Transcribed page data

+--

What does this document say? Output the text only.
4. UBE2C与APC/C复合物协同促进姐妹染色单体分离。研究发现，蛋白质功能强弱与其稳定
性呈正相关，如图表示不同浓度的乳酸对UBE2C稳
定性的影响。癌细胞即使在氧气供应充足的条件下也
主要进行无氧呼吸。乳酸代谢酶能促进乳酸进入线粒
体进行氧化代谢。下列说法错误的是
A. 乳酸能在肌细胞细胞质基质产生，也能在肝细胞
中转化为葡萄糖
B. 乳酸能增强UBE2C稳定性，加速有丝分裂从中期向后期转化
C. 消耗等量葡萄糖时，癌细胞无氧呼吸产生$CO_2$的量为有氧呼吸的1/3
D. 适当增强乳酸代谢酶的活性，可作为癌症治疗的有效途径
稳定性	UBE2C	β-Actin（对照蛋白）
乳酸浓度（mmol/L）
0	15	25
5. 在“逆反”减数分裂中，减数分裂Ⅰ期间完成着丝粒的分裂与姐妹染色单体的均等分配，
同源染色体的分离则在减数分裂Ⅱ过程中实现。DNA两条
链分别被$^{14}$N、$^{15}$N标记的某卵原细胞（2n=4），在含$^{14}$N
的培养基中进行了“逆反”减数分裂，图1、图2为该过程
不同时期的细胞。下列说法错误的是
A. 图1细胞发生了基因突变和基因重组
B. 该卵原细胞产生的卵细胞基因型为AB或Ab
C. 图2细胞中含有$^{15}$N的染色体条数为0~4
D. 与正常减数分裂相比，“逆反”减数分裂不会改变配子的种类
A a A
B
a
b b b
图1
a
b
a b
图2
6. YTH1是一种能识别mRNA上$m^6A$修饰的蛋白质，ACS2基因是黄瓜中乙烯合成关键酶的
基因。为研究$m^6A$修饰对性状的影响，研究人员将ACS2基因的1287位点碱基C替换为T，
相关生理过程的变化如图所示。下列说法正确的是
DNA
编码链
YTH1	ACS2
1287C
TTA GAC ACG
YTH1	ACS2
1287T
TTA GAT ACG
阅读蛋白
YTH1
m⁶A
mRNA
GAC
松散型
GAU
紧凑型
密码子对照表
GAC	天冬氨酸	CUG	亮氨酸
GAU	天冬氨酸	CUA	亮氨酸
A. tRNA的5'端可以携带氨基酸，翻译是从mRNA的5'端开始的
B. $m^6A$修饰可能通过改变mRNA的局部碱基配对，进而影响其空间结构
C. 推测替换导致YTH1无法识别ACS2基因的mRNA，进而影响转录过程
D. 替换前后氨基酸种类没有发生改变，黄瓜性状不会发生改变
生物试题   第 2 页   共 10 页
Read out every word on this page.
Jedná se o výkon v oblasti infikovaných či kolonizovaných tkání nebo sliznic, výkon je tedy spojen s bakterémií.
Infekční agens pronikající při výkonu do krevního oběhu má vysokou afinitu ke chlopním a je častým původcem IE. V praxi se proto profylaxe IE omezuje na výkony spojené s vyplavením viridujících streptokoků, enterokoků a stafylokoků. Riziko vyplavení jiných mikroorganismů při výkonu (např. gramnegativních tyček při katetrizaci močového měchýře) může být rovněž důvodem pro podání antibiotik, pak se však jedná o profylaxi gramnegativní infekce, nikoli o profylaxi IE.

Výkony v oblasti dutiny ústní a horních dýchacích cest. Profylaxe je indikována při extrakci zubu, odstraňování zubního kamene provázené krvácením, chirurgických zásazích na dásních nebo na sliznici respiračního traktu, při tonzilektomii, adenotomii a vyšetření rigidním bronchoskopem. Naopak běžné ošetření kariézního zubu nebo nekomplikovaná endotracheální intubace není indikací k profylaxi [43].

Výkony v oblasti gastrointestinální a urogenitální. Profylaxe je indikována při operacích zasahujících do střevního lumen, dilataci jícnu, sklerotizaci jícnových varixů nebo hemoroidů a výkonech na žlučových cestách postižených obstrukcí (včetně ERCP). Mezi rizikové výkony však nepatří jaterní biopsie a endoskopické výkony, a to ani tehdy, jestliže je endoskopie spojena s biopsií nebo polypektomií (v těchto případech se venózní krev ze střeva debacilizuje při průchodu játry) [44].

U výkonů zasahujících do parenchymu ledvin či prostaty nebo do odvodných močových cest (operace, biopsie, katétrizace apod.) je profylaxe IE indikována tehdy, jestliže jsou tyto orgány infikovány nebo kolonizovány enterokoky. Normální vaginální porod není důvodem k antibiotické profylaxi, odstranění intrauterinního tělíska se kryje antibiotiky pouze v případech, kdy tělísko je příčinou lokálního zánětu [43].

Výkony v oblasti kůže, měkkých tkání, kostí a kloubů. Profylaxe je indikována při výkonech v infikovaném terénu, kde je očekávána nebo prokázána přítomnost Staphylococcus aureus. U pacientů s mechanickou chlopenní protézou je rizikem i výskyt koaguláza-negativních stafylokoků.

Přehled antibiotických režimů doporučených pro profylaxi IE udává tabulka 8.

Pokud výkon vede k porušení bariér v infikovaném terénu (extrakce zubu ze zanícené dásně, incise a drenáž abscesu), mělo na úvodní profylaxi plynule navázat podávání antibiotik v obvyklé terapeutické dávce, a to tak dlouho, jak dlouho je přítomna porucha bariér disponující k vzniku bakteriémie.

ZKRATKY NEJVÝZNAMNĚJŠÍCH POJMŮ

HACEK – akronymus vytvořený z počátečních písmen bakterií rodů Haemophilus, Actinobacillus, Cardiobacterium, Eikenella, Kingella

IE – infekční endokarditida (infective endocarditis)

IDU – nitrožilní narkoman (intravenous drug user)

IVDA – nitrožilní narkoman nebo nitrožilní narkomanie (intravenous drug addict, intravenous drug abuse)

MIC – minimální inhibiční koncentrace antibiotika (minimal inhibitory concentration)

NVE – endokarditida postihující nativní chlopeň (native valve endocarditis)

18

+--

→ Your assignment: Reproduce every record above exactly as it is written.

→ Problem solution:
What does this document say? Output the text only.
4. UBE2C与APC/C复合物协同促进姐妹染色单体分离。研究发现，蛋白质功能强弱与其稳定
性呈正相关，如图表示不同浓度的乳酸对UBE2C稳
定性的影响。癌细胞即使在氧气供应充足的条件下也
主要进行无氧呼吸。乳酸代谢酶能促进乳酸进入线粒
体进行氧化代谢。下列说法错误的是
A. 乳酸能在肌细胞细胞质基质产生，也能在肝细胞
中转化为葡萄糖
B. 乳酸能增强UBE2C稳定性，加速有丝分裂从中期向后期转化
C. 消耗等量葡萄糖时，癌细胞无氧呼吸产生$CO_2$的量为有氧呼吸的1/3
D. 适当增强乳酸代谢酶的活性，可作为癌症治疗的有效途径
稳定性	UBE2C	β-Actin（对照蛋白）
乳酸浓度（mmol/L）
0	15	25
5. 在“逆反”减数分裂中，减数分裂Ⅰ期间完成着丝粒的分裂与姐妹染色单体的均等分配，
同源染色体的分离则在减数分裂Ⅱ过程中实现。DNA两条
链分别被$^{14}$N、$^{15}$N标记的某卵原细胞（2n=4），在含$^{14}$N
的培养基中进行了“逆反”减数分裂，图1、图2为该过程
不同时期的细胞。下列说法错误的是
A. 图1细胞发生了基因突变和基因重组
B. 该卵原细胞产生的卵细胞基因型为AB或Ab
C. 图2细胞中含有$^{15}$N的染色体条数为0~4
D. 与正常减数分裂相比，“逆反”减数分裂不会改变配子的种类
A a A
B
a
b b b
图1
a
b
a b
图2
6. YTH1是一种能识别mRNA上$m^6A$修饰的蛋白质，ACS2基因是黄瓜中乙烯合成关键酶的
基因。为研究$m^6A$修饰对性状的影响，研究人员将ACS2基因的1287位点碱基C替换为T，
相关生理过程的变化如图所示。下列说法正确的是
DNA
编码链
YTH1	ACS2
1287C
TTA GAC ACG
YTH1	ACS2
1287T
TTA GAT ACG
阅读蛋白
YTH1
m⁶A
mRNA
GAC
松散型
GAU
紧凑型
密码子对照表
GAC	天冬氨酸	CUG	亮氨酸
GAU	天冬氨酸	CUA	亮氨酸
A. tRNA的5'端可以携带氨基酸，翻译是从mRNA的5'端开始的
B. $m^6A$修饰可能通过改变mRNA的局部碱基配对，进而影响其空间结构
C. 推测替换导致YTH1无法识别ACS2基因的mRNA，进而影响转录过程
D. 替换前后氨基酸种类没有发生改变，黄瓜性状不会发生改变
生物试题   第 2 页   共 10 页
Read out every word on this page.
Jedná se o výkon v oblasti infikovaných či kolonizovaných tkání nebo sliznic, výkon je tedy spojen s bakterémií.
Infekční agens pronikající při výkonu do krevního oběhu má vysokou afinitu ke chlopním a je častým původcem IE. V praxi se proto profylaxe IE omezuje na výkony spojené s vyplavením viridujících streptokoků, enterokoků a stafylokoků. Riziko vyplavení jiných mikroorganismů při výkonu (např. gramnegativních tyček při katetrizaci močového měchýře) může být rovněž důvodem pro podání antibiotik, pak se však jedná o profylaxi gramnegativní infekce, nikoli o profylaxi IE.

Výkony v oblasti dutiny ústní a horních dýchacích cest. Profylaxe je indikována při extrakci zubu, odstraňování zubního kamene provázené krvácením, chirurgických zásazích na dásních nebo na sliznici respiračního traktu, při tonzilektomii, adenotomii a vyšetření rigidním bronchoskopem. Naopak běžné ošetření kariézního zubu nebo nekomplikovaná endotracheální intubace není indikací k profylaxi [43].

Výkony v oblasti gastrointestinální a urogenitální. Profylaxe je indikována při operacích zasahujících do střevního lumen, dilataci jícnu, sklerotizaci jícnových varixů nebo hemoroidů a výkonech na žlučových cestách postižených obstrukcí (včetně ERCP). Mezi rizikové výkony však nepatří jaterní biopsie a endoskopické výkony, a to ani tehdy, jestliže je endoskopie spojena s biopsií nebo polypektomií (v těchto případech se venózní krev ze střeva debacilizuje při průchodu játry) [44].

U výkonů zasahujících do parenchymu ledvin či prostaty nebo do odvodných močových cest (operace, biopsie, katétrizace apod.) je profylaxe IE indikována tehdy, jestliže jsou tyto orgány infikovány nebo kolonizovány enterokoky. Normální vaginální porod není důvodem k antibiotické profylaxi, odstranění intrauterinního tělíska se kryje antibiotiky pouze v případech, kdy tělísko je příčinou lokálního zánětu [43].

Výkony v oblasti kůže, měkkých tkání, kostí a kloubů. Profylaxe je indikována při výkonech v infikovaném terénu, kde je očekávána nebo prokázána přítomnost Staphylococcus aureus. U pacientů s mechanickou chlopenní protézou je rizikem i výskyt koaguláza-negativních stafylokoků.

Přehled antibiotických režimů doporučených pro profylaxi IE udává tabulka 8.

Pokud výkon vede k porušení bariér v infikovaném terénu (extrakce zubu ze zanícené dásně, incise a drenáž abscesu), mělo na úvodní profylaxi plynule navázat podávání antibiotik v obvyklé terapeutické dávce, a to tak dlouho, jak dlouho je přítomna porucha bariér disponující k vzniku bakteriémie.

ZKRATKY NEJVÝZNAMNĚJŠÍCH POJMŮ

HACEK – akronymus vytvořený z počátečních písmen bakterií rodů Haemophilus, Actinobacillus, Cardiobacterium, Eikenella, Kingella

IE – infekční endokarditida (infective endocarditis)

IDU – nitrožilní narkoman (intravenous drug user)

IVDA – nitrožilní narkoman nebo nitrožilní narkomanie (intravenous drug addict, intravenous drug abuse)

MIC – minimální inhibiční koncentrace antibiotika (minimal inhibitory concentration)

NVE – endokarditida postihující nativní chlopeň (native valve endocarditis)

18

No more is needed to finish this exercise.